• **Material provided**:

● ● ●

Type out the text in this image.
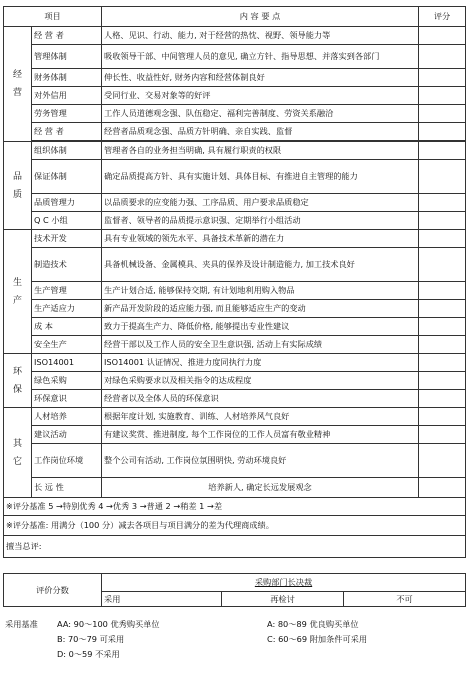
项目		内 容 要 点	评分

经
营	经 营 者	人格、见识、行动、能力, 对于经营的热忱、视野、领导能力等	
	管理体制	吸收领导干部、中间管理人员的意见, 确立方针、指导思想、并落实到各部门	
	财务体制	伸长性、收益性好, 财务内容和经营体制良好	
	对外信用	受同行业、交易对象等的好评	
	劳务管理	工作人员道德观念强、队伍稳定、福利完善制度、劳资关系融洽	
	经 营 者	经营者品质观念强、品质方针明确、亲自实践、监督	

品
质	组织体制	管理者各自的业务担当明确, 具有履行职责的权限	
	保证体制	确定品质提高方针、具有实施计划、具体目标、有推进自主管理的能力	
	品质管理力	以品质要求的应变能力强、工序品质、用户要求品质稳定	
	Q C 小组	监督者、领导者的品质提示意识强、定期举行小组活动	

生
产	技术开发	具有专业领域的领先水平、具备技术革新的潜在力	
	制造技术	具备机械设备、金属模具、夹具的保养及设计制造能力, 加工技术良好	
	生产管理	生产计划合适, 能够保持交期, 有计划地利用购入物品	
	生产适应力	新产品开发阶段的适应能力强, 而且能够适应生产的变动	
	成 本	致力于提高生产力、降低价格, 能够提出专业性建议	
	安全生产	经营干部以及工作人员的安全卫生意识强, 活动上有实际成绩	

环
保	ISO14001	ISO14001 认证情况、推进力度同执行力度	
	绿色采购	对绿色采购要求以及相关指令的达成程度	
	环保意识	经营者以及全体人员的环保意识	

其
它	人材培养	根据年度计划, 实施教育、训练、人材培养风气良好	
	建议活动	有建议奖赏、推进制度, 每个工作岗位的工作人员富有敬业精神	
	工作岗位环境	整个公司有活动, 工作岗位氛围明快, 劳动环境良好	
	长 远 性	培养新人, 确定长远发展观念	
※评分基准 5 →特别优秀 4 →优秀 3 →普通 2 →稍差 1 →差			
※评分基准: 用满分（100 分）减去各项目与项目满分的差为代理商成绩。			
擅当总评:			
评价分数	采购部门长决裁		
	采用	再检讨	不可
采用基准	AA: 90～100 优秀购买单位	A: 80～89 优良购买单位
	B: 70～79 可采用	C: 60～69 附加条件可采用
	D: 0～59 不采用	
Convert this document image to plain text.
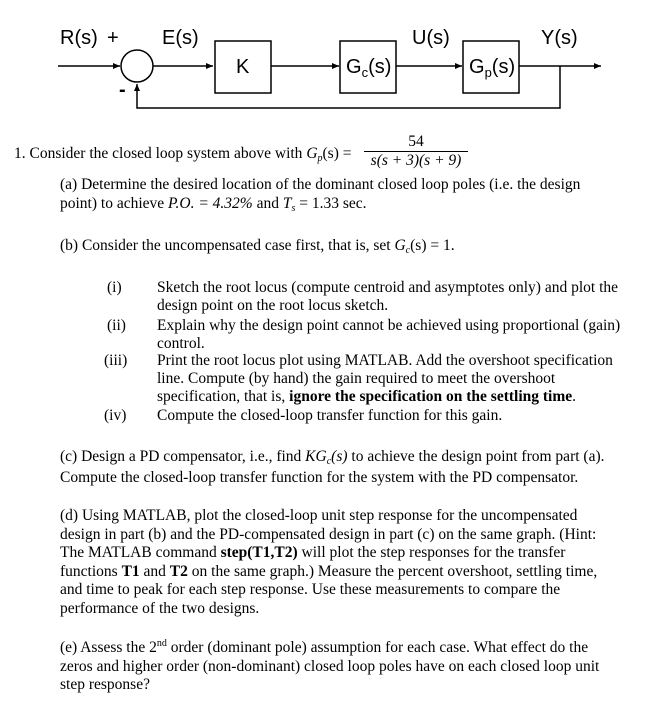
R(s) + E(s)	U(s)	Y(s)
-
K	$G_c(s)$	$G_p(s)$
1. Consider the closed loop system above with $G_p(s)$ =
54
s(s + 3)(s + 9)
(a) Determine the desired location of the dominant closed loop poles (i.e. the design
point) to achieve P.O. = 4.32% and $T_s = 1.33$ sec.
(b) Consider the uncompensated case first, that is, set $G_c(s) = 1$.
(i) Sketch the root locus (compute centroid and asymptotes only) and plot the
design point on the root locus sketch.
(ii) Explain why the design point cannot be achieved using proportional (gain)
control.
(iii) Print the root locus plot using MATLAB. Add the overshoot specification
line. Compute (by hand) the gain required to meet the overshoot
specification, that is, ignore the specification on the settling time.
(iv) Compute the closed-loop transfer function for this gain.
(c) Design a PD compensator, i.e., find $KG_c(s)$ to achieve the design point from part (a).
Compute the closed-loop transfer function for the system with the PD compensator.
(d) Using MATLAB, plot the closed-loop unit step response for the uncompensated
design in part (b) and the PD-compensated design in part (c) on the same graph. (Hint:
The MATLAB command step(T1,T2) will plot the step responses for the transfer
functions T1 and T2 on the same graph.) Measure the percent overshoot, settling time,
and time to peak for each step response. Use these measurements to compare the
performance of the two designs.
(e) Assess the 2nd order (dominant pole) assumption for each case. What effect do the
zeros and higher order (non-dominant) closed loop poles have on each closed loop unit
step response?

● ● ●

• **Direction**: Retype all the records shown above, character for character. Omit every picture.

• **Result of this task**:
Type out the text in this image.
项目		内 容 要 点	评分

经
营	经 营 者	人格、见识、行动、能力, 对于经营的热忱、视野、领导能力等	
	管理体制	吸收领导干部、中间管理人员的意见, 确立方针、指导思想、并落实到各部门	
	财务体制	伸长性、收益性好, 财务内容和经营体制良好	
	对外信用	受同行业、交易对象等的好评	
	劳务管理	工作人员道德观念强、队伍稳定、福利完善制度、劳资关系融洽	
	经 营 者	经营者品质观念强、品质方针明确、亲自实践、监督	

品
质	组织体制	管理者各自的业务担当明确, 具有履行职责的权限	
	保证体制	确定品质提高方针、具有实施计划、具体目标、有推进自主管理的能力	
	品质管理力	以品质要求的应变能力强、工序品质、用户要求品质稳定	
	Q C 小组	监督者、领导者的品质提示意识强、定期举行小组活动	

生
产	技术开发	具有专业领域的领先水平、具备技术革新的潜在力	
	制造技术	具备机械设备、金属模具、夹具的保养及设计制造能力, 加工技术良好	
	生产管理	生产计划合适, 能够保持交期, 有计划地利用购入物品	
	生产适应力	新产品开发阶段的适应能力强, 而且能够适应生产的变动	
	成 本	致力于提高生产力、降低价格, 能够提出专业性建议	
	安全生产	经营干部以及工作人员的安全卫生意识强, 活动上有实际成绩	

环
保	ISO14001	ISO14001 认证情况、推进力度同执行力度	
	绿色采购	对绿色采购要求以及相关指令的达成程度	
	环保意识	经营者以及全体人员的环保意识	

其
它	人材培养	根据年度计划, 实施教育、训练、人材培养风气良好	
	建议活动	有建议奖赏、推进制度, 每个工作岗位的工作人员富有敬业精神	
	工作岗位环境	整个公司有活动, 工作岗位氛围明快, 劳动环境良好	
	长 远 性	培养新人, 确定长远发展观念	
※评分基准 5 →特别优秀 4 →优秀 3 →普通 2 →稍差 1 →差			
※评分基准: 用满分（100 分）减去各项目与项目满分的差为代理商成绩。			
擅当总评:			
评价分数	采购部门长决裁		
	采用	再检讨	不可
采用基准	AA: 90～100 优秀购买单位	A: 80～89 优良购买单位
	B: 70～79 可采用	C: 60～69 附加条件可采用
	D: 0～59 不采用	
Convert this document image to plain text.
R(s) + E(s)	U(s)	Y(s)
-
K	$G_c(s)$	$G_p(s)$
1. Consider the closed loop system above with $G_p(s)$ =
54
s(s + 3)(s + 9)
(a) Determine the desired location of the dominant closed loop poles (i.e. the design
point) to achieve P.O. = 4.32% and $T_s = 1.33$ sec.
(b) Consider the uncompensated case first, that is, set $G_c(s) = 1$.
(i) Sketch the root locus (compute centroid and asymptotes only) and plot the
design point on the root locus sketch.
(ii) Explain why the design point cannot be achieved using proportional (gain)
control.
(iii) Print the root locus plot using MATLAB. Add the overshoot specification
line. Compute (by hand) the gain required to meet the overshoot
specification, that is, ignore the specification on the settling time.
(iv) Compute the closed-loop transfer function for this gain.
(c) Design a PD compensator, i.e., find $KG_c(s)$ to achieve the design point from part (a).
Compute the closed-loop transfer function for the system with the PD compensator.
(d) Using MATLAB, plot the closed-loop unit step response for the uncompensated
design in part (b) and the PD-compensated design in part (c) on the same graph. (Hint:
The MATLAB command step(T1,T2) will plot the step responses for the transfer
functions T1 and T2 on the same graph.) Measure the percent overshoot, settling time,
and time to peak for each step response. Use these measurements to compare the
performance of the two designs.
(e) Assess the 2nd order (dominant pole) assumption for each case. What effect do the
zeros and higher order (non-dominant) closed loop poles have on each closed loop unit
step response?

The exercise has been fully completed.